• DATA LISTING:
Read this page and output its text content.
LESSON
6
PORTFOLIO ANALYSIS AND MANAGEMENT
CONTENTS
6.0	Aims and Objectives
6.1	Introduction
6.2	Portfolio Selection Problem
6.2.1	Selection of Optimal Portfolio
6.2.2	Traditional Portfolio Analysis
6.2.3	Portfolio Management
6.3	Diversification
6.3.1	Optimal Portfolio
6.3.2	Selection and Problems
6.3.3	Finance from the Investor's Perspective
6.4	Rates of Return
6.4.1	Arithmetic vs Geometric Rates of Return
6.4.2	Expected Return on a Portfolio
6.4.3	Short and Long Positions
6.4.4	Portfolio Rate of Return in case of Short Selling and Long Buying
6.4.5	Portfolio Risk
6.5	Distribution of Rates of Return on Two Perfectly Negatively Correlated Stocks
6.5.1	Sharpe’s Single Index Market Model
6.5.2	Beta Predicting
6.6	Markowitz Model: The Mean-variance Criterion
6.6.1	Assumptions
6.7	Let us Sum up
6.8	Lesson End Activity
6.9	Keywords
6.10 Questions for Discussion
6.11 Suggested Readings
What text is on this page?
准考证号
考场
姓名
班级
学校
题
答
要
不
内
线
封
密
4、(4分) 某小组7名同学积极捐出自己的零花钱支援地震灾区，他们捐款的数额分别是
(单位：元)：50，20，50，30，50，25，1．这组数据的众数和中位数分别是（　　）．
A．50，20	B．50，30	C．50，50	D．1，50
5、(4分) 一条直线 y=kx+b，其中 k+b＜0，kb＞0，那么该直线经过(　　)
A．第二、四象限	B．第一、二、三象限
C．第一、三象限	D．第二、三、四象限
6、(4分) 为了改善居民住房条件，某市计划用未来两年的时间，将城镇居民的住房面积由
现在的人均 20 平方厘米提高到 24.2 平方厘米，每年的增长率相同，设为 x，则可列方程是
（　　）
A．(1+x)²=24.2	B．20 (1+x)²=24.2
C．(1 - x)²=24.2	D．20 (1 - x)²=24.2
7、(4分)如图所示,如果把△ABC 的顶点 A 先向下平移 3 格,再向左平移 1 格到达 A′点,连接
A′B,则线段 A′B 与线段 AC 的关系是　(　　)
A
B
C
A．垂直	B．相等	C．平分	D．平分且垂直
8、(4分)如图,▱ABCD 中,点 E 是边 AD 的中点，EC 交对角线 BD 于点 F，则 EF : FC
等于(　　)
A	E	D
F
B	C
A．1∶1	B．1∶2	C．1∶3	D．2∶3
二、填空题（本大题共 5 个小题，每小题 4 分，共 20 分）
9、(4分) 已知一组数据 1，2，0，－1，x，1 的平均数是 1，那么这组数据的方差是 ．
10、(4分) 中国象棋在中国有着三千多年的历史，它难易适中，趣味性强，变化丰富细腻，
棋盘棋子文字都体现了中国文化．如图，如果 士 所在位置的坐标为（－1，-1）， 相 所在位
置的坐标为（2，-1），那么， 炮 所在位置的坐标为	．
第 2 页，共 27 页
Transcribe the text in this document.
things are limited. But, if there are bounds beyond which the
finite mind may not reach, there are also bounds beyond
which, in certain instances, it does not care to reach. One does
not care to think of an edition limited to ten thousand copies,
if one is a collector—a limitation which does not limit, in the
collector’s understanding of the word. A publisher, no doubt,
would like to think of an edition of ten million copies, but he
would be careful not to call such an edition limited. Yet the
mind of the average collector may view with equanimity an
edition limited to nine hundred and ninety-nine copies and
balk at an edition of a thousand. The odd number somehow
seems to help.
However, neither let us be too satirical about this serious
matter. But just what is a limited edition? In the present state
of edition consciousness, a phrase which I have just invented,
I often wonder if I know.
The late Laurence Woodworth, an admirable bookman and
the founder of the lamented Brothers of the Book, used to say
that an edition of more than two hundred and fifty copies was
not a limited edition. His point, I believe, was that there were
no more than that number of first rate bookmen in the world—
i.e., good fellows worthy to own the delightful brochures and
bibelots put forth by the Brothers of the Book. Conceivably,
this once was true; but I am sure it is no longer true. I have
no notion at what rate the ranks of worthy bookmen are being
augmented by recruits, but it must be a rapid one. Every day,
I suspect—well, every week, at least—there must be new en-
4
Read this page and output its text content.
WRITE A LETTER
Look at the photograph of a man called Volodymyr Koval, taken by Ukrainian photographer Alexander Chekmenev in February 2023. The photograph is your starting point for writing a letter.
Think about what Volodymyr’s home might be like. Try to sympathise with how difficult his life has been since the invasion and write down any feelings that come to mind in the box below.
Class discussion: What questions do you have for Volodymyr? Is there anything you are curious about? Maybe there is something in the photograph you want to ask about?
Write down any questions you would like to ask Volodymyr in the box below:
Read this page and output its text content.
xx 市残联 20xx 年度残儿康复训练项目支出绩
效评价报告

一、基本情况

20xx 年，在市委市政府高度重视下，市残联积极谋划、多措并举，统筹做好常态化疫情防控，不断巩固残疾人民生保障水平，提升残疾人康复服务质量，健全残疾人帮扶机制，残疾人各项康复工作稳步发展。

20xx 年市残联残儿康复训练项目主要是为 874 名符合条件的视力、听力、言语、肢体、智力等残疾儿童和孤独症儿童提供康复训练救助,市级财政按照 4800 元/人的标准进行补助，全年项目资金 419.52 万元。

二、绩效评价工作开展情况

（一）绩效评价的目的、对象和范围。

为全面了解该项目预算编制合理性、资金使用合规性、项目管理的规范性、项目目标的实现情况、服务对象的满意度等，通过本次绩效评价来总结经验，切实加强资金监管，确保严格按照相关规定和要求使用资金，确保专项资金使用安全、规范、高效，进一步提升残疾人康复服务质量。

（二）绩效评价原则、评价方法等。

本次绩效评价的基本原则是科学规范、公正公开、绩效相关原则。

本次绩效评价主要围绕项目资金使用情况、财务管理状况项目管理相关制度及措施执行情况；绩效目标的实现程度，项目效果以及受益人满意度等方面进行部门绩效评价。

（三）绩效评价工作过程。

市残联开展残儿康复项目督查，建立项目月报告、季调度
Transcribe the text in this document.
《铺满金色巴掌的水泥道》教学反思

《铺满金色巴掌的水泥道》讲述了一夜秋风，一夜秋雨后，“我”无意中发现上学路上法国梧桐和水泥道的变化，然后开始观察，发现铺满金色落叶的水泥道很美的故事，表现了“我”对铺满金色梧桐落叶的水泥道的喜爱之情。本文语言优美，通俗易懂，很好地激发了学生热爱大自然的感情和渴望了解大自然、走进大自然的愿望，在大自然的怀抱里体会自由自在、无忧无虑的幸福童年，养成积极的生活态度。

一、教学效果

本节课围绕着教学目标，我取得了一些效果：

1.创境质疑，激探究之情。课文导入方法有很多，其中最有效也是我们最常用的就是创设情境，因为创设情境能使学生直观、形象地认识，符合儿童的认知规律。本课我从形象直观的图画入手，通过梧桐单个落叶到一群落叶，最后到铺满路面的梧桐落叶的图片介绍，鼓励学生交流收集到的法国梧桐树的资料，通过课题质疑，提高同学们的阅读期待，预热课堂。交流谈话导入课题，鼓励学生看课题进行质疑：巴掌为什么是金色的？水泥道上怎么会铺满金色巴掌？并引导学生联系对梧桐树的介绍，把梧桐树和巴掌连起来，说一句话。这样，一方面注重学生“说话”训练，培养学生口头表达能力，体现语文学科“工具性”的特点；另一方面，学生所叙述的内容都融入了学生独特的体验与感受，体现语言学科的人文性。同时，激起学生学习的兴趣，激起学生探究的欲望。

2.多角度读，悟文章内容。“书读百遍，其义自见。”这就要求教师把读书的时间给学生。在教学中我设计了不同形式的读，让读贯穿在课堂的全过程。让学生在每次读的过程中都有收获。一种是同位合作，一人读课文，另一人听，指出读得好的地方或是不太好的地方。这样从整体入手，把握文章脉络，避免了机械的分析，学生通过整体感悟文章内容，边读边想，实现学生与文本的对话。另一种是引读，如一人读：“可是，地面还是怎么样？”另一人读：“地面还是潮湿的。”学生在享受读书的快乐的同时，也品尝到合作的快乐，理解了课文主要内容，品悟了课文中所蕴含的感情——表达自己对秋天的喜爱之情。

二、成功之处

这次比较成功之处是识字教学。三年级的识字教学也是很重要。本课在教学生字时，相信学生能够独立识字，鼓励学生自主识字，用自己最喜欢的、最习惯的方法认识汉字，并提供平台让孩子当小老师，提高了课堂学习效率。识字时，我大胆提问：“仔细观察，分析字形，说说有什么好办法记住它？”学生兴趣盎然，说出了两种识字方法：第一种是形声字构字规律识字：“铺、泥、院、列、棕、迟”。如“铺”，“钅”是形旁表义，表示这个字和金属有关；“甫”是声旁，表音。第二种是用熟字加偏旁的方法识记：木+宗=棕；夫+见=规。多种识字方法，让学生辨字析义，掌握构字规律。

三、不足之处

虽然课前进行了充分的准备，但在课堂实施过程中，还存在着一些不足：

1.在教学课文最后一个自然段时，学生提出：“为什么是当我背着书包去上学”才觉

• SET TASK: Collect the lines of the records that include the string "Return".

• SOLUTION TO THIS EXERCISE:
6.4	Rates of Return
6.4.1	Arithmetic vs Geometric Rates of Return
6.4.2	Expected Return on a Portfolio
6.4.4	Portfolio Rate of Return in case of Short Selling and Long Buying
6.5	Distribution of Rates of Return on Two Perfectly Negatively Correlated Stocks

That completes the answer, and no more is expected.